*Data entries*:
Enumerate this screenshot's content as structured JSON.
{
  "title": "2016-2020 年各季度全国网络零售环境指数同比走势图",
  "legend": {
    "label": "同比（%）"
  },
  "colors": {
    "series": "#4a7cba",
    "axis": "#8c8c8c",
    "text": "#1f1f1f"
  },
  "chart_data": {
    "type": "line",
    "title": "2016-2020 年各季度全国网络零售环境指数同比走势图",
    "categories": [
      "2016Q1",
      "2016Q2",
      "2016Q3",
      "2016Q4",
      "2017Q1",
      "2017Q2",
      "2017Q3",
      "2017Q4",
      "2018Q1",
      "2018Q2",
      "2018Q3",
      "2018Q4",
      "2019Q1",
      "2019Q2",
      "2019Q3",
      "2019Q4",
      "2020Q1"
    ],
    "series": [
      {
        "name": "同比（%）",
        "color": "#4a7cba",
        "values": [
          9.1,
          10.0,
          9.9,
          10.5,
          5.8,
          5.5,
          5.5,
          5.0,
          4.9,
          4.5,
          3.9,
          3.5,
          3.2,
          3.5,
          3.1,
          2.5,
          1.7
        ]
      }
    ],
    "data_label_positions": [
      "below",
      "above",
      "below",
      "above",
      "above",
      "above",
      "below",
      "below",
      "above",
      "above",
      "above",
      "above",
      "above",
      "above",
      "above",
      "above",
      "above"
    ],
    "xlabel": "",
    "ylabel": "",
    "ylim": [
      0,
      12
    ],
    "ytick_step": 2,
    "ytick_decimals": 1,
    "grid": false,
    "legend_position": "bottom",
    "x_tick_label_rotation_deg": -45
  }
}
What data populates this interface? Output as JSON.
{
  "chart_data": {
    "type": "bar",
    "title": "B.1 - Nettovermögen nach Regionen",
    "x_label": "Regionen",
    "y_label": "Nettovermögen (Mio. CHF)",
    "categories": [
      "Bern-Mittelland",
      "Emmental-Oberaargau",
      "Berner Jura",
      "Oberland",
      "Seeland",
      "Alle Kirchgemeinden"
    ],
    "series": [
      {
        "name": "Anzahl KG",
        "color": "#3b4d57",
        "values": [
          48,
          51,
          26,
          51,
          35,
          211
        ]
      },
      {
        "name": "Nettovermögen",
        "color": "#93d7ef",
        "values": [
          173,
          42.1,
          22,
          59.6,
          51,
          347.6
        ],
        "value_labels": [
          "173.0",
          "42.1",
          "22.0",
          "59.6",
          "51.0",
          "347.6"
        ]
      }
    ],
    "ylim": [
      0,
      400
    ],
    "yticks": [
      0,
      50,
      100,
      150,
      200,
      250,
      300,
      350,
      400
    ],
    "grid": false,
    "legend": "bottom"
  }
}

*Stated goal*: Quote, word for word, every line starting at the one that contains "What data populates" and ending with the final line of the entries.

*Full answer*:
What data populates this interface? Output as JSON.
{
  "chart_data": {
    "type": "bar",
    "title": "B.1 - Nettovermögen nach Regionen",
    "x_label": "Regionen",
    "y_label": "Nettovermögen (Mio. CHF)",
    "categories": [
      "Bern-Mittelland",
      "Emmental-Oberaargau",
      "Berner Jura",
      "Oberland",
      "Seeland",
      "Alle Kirchgemeinden"
    ],
    "series": [
      {
        "name": "Anzahl KG",
        "color": "#3b4d57",
        "values": [
          48,
          51,
          26,
          51,
          35,
          211
        ]
      },
      {
        "name": "Nettovermögen",
        "color": "#93d7ef",
        "values": [
          173,
          42.1,
          22,
          59.6,
          51,
          347.6
        ],
        "value_labels": [
          "173.0",
          "42.1",
          "22.0",
          "59.6",
          "51.0",
          "347.6"
        ]
      }
    ],
    "ylim": [
      0,
      400
    ],
    "yticks": [
      0,
      50,
      100,
      150,
      200,
      250,
      300,
      350,
      400
    ],
    "grid": false,
    "legend": "bottom"
  }
}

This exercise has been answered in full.